### What the exercise asks
Find the lines that contain the word "personnel" and copy each one.

-------

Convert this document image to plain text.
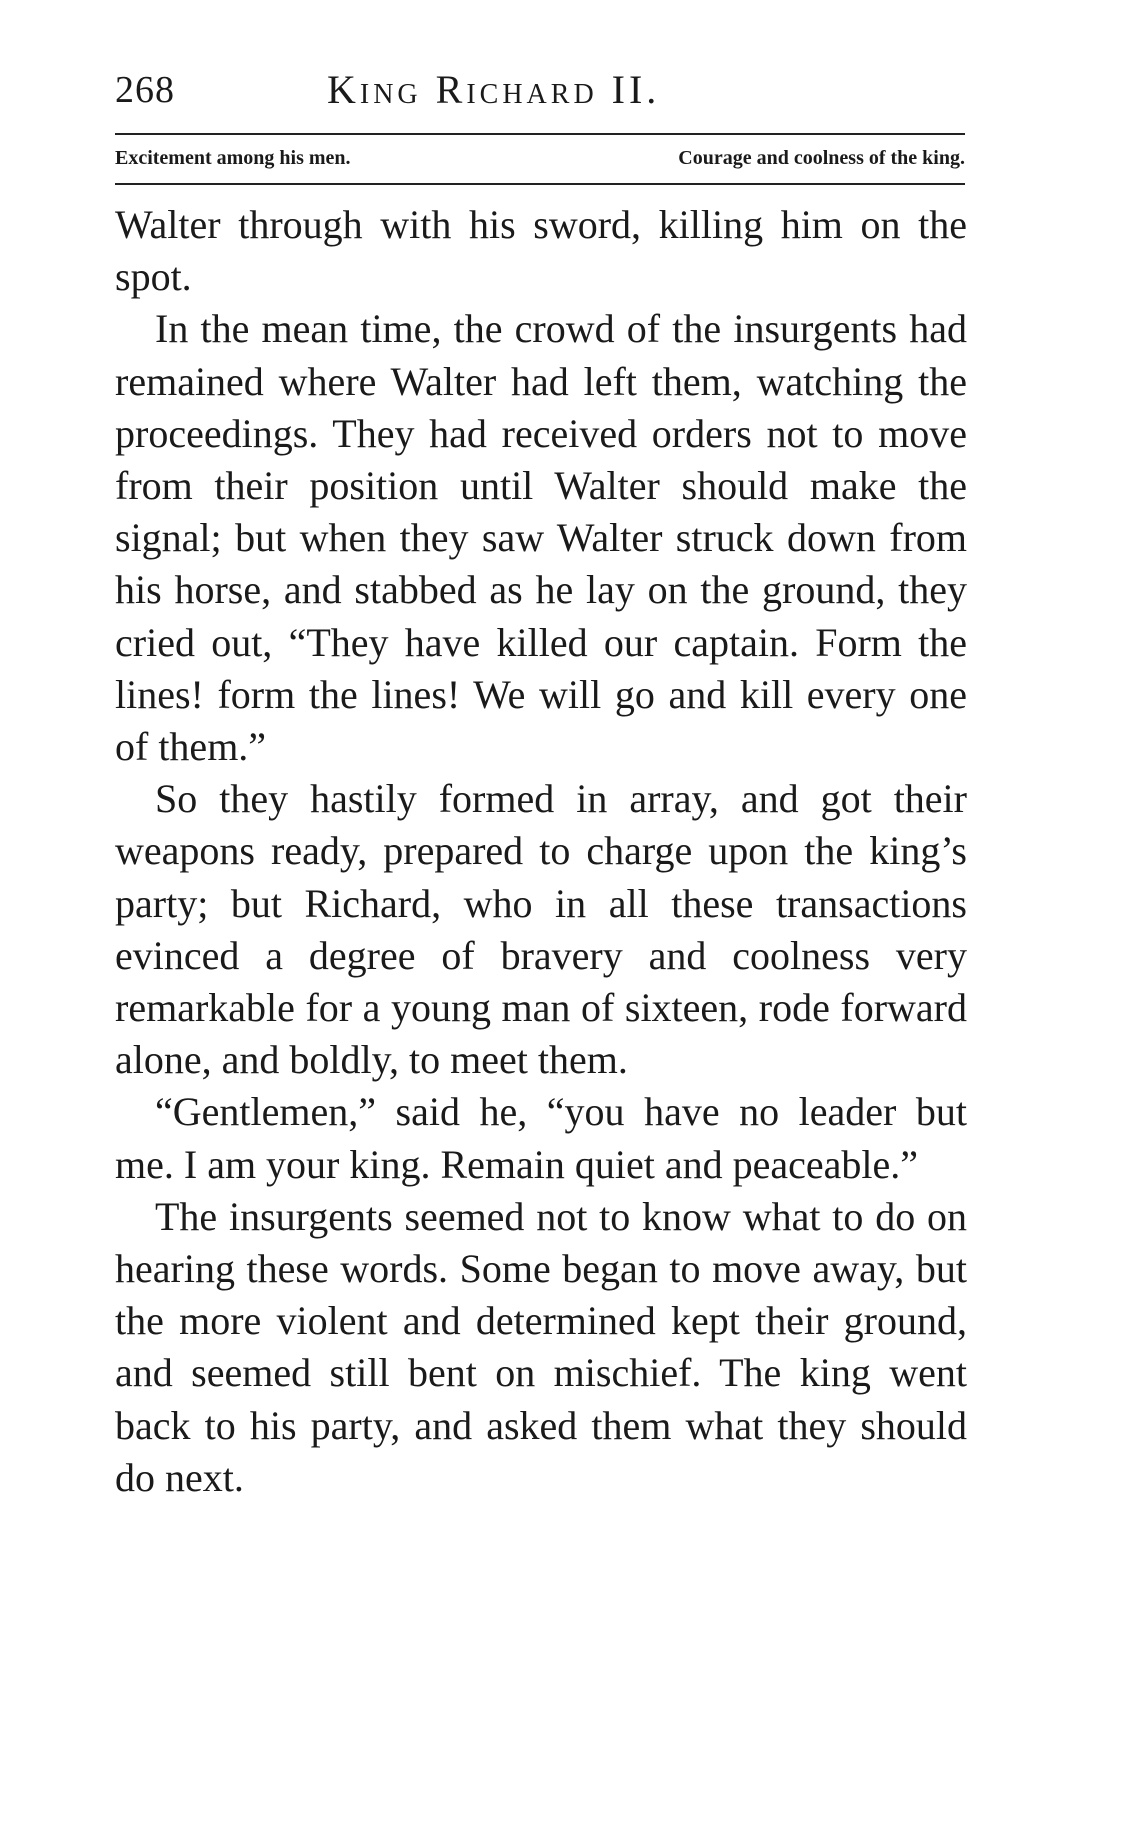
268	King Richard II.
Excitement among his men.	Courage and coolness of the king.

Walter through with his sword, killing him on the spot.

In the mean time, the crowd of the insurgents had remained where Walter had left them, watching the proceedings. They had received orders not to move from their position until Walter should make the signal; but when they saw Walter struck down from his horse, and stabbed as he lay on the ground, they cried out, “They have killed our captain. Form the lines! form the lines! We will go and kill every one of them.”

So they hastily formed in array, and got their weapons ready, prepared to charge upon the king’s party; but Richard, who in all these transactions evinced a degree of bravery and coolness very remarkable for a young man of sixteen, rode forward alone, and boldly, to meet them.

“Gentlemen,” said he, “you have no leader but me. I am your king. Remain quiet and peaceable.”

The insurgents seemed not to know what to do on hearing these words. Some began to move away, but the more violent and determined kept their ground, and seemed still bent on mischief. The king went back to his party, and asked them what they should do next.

-------

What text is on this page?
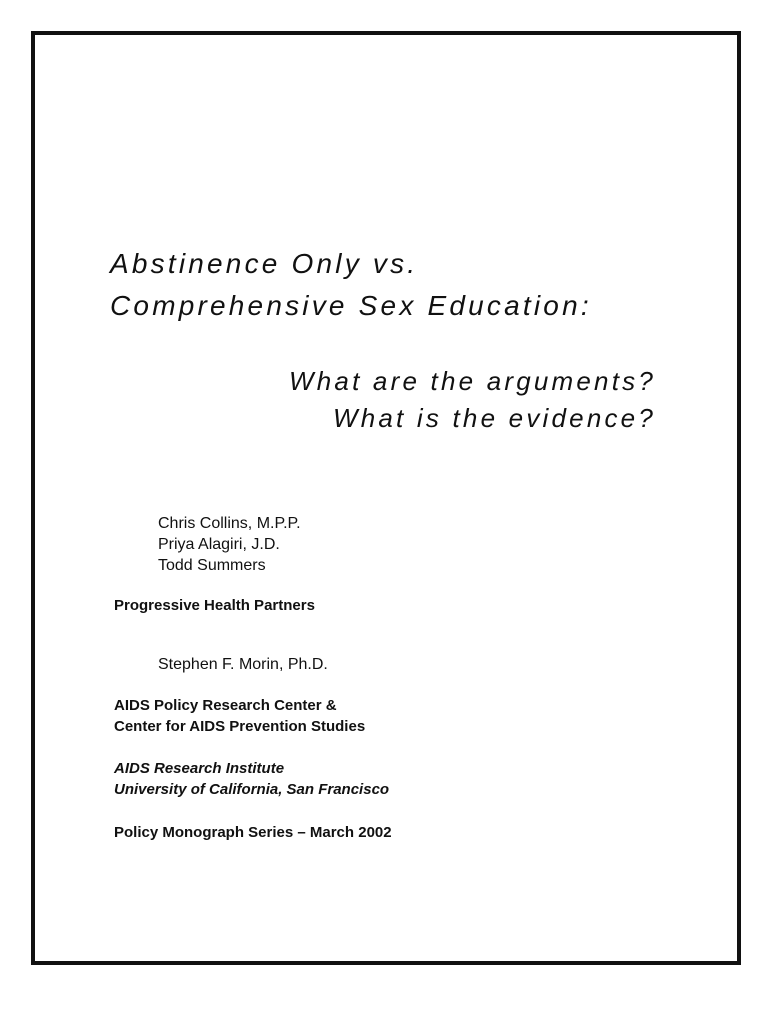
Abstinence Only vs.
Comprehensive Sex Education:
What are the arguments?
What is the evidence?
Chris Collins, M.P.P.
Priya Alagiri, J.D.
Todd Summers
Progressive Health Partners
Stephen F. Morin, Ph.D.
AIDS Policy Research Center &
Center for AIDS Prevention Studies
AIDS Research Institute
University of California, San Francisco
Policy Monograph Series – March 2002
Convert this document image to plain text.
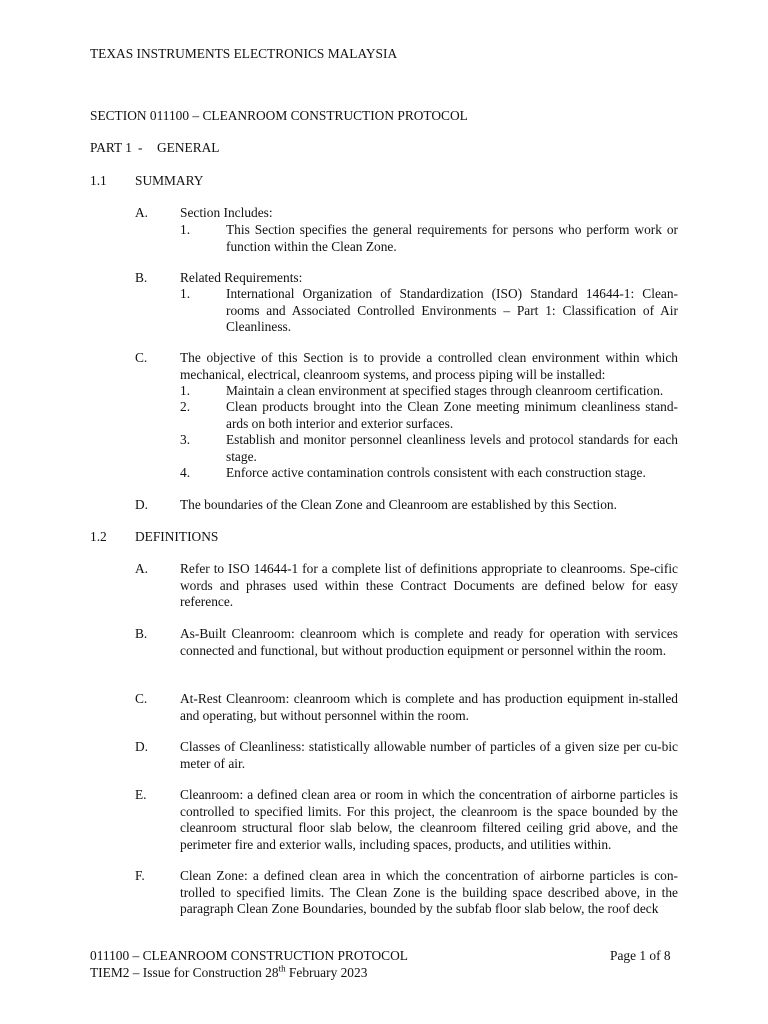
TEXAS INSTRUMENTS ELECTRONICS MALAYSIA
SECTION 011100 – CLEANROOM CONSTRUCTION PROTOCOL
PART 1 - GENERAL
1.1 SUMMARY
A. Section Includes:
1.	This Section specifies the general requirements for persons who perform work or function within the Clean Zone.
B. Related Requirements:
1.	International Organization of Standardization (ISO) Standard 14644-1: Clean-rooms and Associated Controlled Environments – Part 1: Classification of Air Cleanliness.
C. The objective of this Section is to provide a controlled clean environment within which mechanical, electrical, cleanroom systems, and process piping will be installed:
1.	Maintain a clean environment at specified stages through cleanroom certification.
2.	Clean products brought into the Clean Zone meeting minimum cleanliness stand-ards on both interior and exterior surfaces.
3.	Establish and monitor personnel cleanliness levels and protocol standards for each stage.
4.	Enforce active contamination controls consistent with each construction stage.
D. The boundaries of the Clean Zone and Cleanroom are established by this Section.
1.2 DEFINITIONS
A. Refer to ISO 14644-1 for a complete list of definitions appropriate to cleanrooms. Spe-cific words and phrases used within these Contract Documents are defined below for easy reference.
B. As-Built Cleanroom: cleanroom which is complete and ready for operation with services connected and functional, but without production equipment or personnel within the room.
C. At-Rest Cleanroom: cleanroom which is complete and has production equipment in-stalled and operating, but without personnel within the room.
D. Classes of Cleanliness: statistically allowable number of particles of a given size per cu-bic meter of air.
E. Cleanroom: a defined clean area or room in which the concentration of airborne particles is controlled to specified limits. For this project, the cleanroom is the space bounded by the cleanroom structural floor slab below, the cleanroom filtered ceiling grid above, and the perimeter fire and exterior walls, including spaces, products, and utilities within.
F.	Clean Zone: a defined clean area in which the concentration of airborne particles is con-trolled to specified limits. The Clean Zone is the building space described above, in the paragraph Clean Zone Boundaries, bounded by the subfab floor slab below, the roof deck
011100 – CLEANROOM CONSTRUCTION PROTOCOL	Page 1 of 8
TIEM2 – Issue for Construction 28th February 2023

-------

### Solution to the exercise
3.	Establish and monitor personnel cleanliness levels and protocol standards for each stage.
B. As-Built Cleanroom: cleanroom which is complete and ready for operation with services connected and functional, but without production equipment or personnel within the room.
C. At-Rest Cleanroom: cleanroom which is complete and has production equipment in-stalled and operating, but without personnel within the room.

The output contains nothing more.